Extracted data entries
+===+
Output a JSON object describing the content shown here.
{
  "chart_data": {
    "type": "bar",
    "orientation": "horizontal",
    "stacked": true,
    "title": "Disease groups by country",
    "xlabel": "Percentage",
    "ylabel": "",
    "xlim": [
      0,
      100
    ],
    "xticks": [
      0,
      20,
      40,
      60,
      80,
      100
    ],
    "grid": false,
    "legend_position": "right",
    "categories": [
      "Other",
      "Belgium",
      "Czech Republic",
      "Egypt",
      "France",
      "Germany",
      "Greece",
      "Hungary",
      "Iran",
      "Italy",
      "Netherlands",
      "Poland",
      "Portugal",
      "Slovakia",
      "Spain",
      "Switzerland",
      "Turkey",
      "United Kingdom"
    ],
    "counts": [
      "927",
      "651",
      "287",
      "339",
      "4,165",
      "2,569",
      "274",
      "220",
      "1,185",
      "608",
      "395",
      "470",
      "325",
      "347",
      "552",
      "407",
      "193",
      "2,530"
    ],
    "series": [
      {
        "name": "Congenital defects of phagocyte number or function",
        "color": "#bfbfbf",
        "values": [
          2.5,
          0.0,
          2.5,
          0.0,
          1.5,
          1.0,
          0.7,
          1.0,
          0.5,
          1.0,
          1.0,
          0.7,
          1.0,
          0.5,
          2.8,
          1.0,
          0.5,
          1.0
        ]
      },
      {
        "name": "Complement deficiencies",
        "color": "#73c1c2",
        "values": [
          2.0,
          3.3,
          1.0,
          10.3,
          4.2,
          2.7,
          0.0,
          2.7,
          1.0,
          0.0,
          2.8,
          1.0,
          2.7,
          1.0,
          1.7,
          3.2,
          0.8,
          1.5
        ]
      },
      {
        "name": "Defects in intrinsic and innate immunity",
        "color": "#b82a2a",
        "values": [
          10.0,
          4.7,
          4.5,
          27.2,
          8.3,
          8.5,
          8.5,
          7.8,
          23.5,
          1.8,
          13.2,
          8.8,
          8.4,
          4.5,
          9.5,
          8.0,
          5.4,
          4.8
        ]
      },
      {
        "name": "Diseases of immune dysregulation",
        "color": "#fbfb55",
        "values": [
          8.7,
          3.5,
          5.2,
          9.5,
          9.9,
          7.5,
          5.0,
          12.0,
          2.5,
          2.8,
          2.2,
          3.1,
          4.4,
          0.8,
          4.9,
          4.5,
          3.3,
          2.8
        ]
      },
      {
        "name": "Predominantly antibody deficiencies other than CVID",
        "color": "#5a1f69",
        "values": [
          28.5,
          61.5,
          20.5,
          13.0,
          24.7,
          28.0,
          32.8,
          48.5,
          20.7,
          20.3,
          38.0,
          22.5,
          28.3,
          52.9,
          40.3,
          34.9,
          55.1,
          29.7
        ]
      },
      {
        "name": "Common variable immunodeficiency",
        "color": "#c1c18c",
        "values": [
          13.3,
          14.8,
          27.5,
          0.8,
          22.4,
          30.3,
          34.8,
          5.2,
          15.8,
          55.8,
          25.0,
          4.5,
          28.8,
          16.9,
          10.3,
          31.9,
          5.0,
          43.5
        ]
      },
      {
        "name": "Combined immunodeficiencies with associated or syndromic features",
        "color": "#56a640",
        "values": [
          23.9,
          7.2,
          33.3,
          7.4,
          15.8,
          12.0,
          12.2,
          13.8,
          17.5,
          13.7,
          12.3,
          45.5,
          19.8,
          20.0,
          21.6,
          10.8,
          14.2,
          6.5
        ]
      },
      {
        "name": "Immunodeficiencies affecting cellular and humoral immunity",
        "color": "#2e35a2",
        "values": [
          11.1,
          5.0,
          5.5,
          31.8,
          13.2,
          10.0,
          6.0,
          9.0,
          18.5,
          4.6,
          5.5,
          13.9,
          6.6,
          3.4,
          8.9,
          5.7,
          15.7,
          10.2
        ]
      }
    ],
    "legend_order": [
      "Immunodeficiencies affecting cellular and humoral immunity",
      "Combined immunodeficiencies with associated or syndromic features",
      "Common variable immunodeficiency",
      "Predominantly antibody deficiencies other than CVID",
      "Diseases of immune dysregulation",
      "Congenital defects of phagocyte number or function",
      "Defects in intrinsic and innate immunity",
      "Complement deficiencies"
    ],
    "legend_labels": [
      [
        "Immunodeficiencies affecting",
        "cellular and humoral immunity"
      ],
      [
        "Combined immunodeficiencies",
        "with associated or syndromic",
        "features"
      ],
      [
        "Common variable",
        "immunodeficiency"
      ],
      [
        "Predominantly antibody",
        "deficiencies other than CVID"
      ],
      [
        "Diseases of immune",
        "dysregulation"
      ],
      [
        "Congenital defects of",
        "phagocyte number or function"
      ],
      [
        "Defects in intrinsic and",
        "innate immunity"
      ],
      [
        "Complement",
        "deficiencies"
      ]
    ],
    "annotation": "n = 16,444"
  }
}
+===+
• **WHAT TO DO**:
Your answer must be every record above, repeated exactly.

• **TASK RESPONSE**:
Output a JSON object describing the content shown here.
{
  "chart_data": {
    "type": "bar",
    "orientation": "horizontal",
    "stacked": true,
    "title": "Disease groups by country",
    "xlabel": "Percentage",
    "ylabel": "",
    "xlim": [
      0,
      100
    ],
    "xticks": [
      0,
      20,
      40,
      60,
      80,
      100
    ],
    "grid": false,
    "legend_position": "right",
    "categories": [
      "Other",
      "Belgium",
      "Czech Republic",
      "Egypt",
      "France",
      "Germany",
      "Greece",
      "Hungary",
      "Iran",
      "Italy",
      "Netherlands",
      "Poland",
      "Portugal",
      "Slovakia",
      "Spain",
      "Switzerland",
      "Turkey",
      "United Kingdom"
    ],
    "counts": [
      "927",
      "651",
      "287",
      "339",
      "4,165",
      "2,569",
      "274",
      "220",
      "1,185",
      "608",
      "395",
      "470",
      "325",
      "347",
      "552",
      "407",
      "193",
      "2,530"
    ],
    "series": [
      {
        "name": "Congenital defects of phagocyte number or function",
        "color": "#bfbfbf",
        "values": [
          2.5,
          0.0,
          2.5,
          0.0,
          1.5,
          1.0,
          0.7,
          1.0,
          0.5,
          1.0,
          1.0,
          0.7,
          1.0,
          0.5,
          2.8,
          1.0,
          0.5,
          1.0
        ]
      },
      {
        "name": "Complement deficiencies",
        "color": "#73c1c2",
        "values": [
          2.0,
          3.3,
          1.0,
          10.3,
          4.2,
          2.7,
          0.0,
          2.7,
          1.0,
          0.0,
          2.8,
          1.0,
          2.7,
          1.0,
          1.7,
          3.2,
          0.8,
          1.5
        ]
      },
      {
        "name": "Defects in intrinsic and innate immunity",
        "color": "#b82a2a",
        "values": [
          10.0,
          4.7,
          4.5,
          27.2,
          8.3,
          8.5,
          8.5,
          7.8,
          23.5,
          1.8,
          13.2,
          8.8,
          8.4,
          4.5,
          9.5,
          8.0,
          5.4,
          4.8
        ]
      },
      {
        "name": "Diseases of immune dysregulation",
        "color": "#fbfb55",
        "values": [
          8.7,
          3.5,
          5.2,
          9.5,
          9.9,
          7.5,
          5.0,
          12.0,
          2.5,
          2.8,
          2.2,
          3.1,
          4.4,
          0.8,
          4.9,
          4.5,
          3.3,
          2.8
        ]
      },
      {
        "name": "Predominantly antibody deficiencies other than CVID",
        "color": "#5a1f69",
        "values": [
          28.5,
          61.5,
          20.5,
          13.0,
          24.7,
          28.0,
          32.8,
          48.5,
          20.7,
          20.3,
          38.0,
          22.5,
          28.3,
          52.9,
          40.3,
          34.9,
          55.1,
          29.7
        ]
      },
      {
        "name": "Common variable immunodeficiency",
        "color": "#c1c18c",
        "values": [
          13.3,
          14.8,
          27.5,
          0.8,
          22.4,
          30.3,
          34.8,
          5.2,
          15.8,
          55.8,
          25.0,
          4.5,
          28.8,
          16.9,
          10.3,
          31.9,
          5.0,
          43.5
        ]
      },
      {
        "name": "Combined immunodeficiencies with associated or syndromic features",
        "color": "#56a640",
        "values": [
          23.9,
          7.2,
          33.3,
          7.4,
          15.8,
          12.0,
          12.2,
          13.8,
          17.5,
          13.7,
          12.3,
          45.5,
          19.8,
          20.0,
          21.6,
          10.8,
          14.2,
          6.5
        ]
      },
      {
        "name": "Immunodeficiencies affecting cellular and humoral immunity",
        "color": "#2e35a2",
        "values": [
          11.1,
          5.0,
          5.5,
          31.8,
          13.2,
          10.0,
          6.0,
          9.0,
          18.5,
          4.6,
          5.5,
          13.9,
          6.6,
          3.4,
          8.9,
          5.7,
          15.7,
          10.2
        ]
      }
    ],
    "legend_order": [
      "Immunodeficiencies affecting cellular and humoral immunity",
      "Combined immunodeficiencies with associated or syndromic features",
      "Common variable immunodeficiency",
      "Predominantly antibody deficiencies other than CVID",
      "Diseases of immune dysregulation",
      "Congenital defects of phagocyte number or function",
      "Defects in intrinsic and innate immunity",
      "Complement deficiencies"
    ],
    "legend_labels": [
      [
        "Immunodeficiencies affecting",
        "cellular and humoral immunity"
      ],
      [
        "Combined immunodeficiencies",
        "with associated or syndromic",
        "features"
      ],
      [
        "Common variable",
        "immunodeficiency"
      ],
      [
        "Predominantly antibody",
        "deficiencies other than CVID"
      ],
      [
        "Diseases of immune",
        "dysregulation"
      ],
      [
        "Congenital defects of",
        "phagocyte number or function"
      ],
      [
        "Defects in intrinsic and",
        "innate immunity"
      ],
      [
        "Complement",
        "deficiencies"
      ]
    ],
    "annotation": "n = 16,444"
  }
}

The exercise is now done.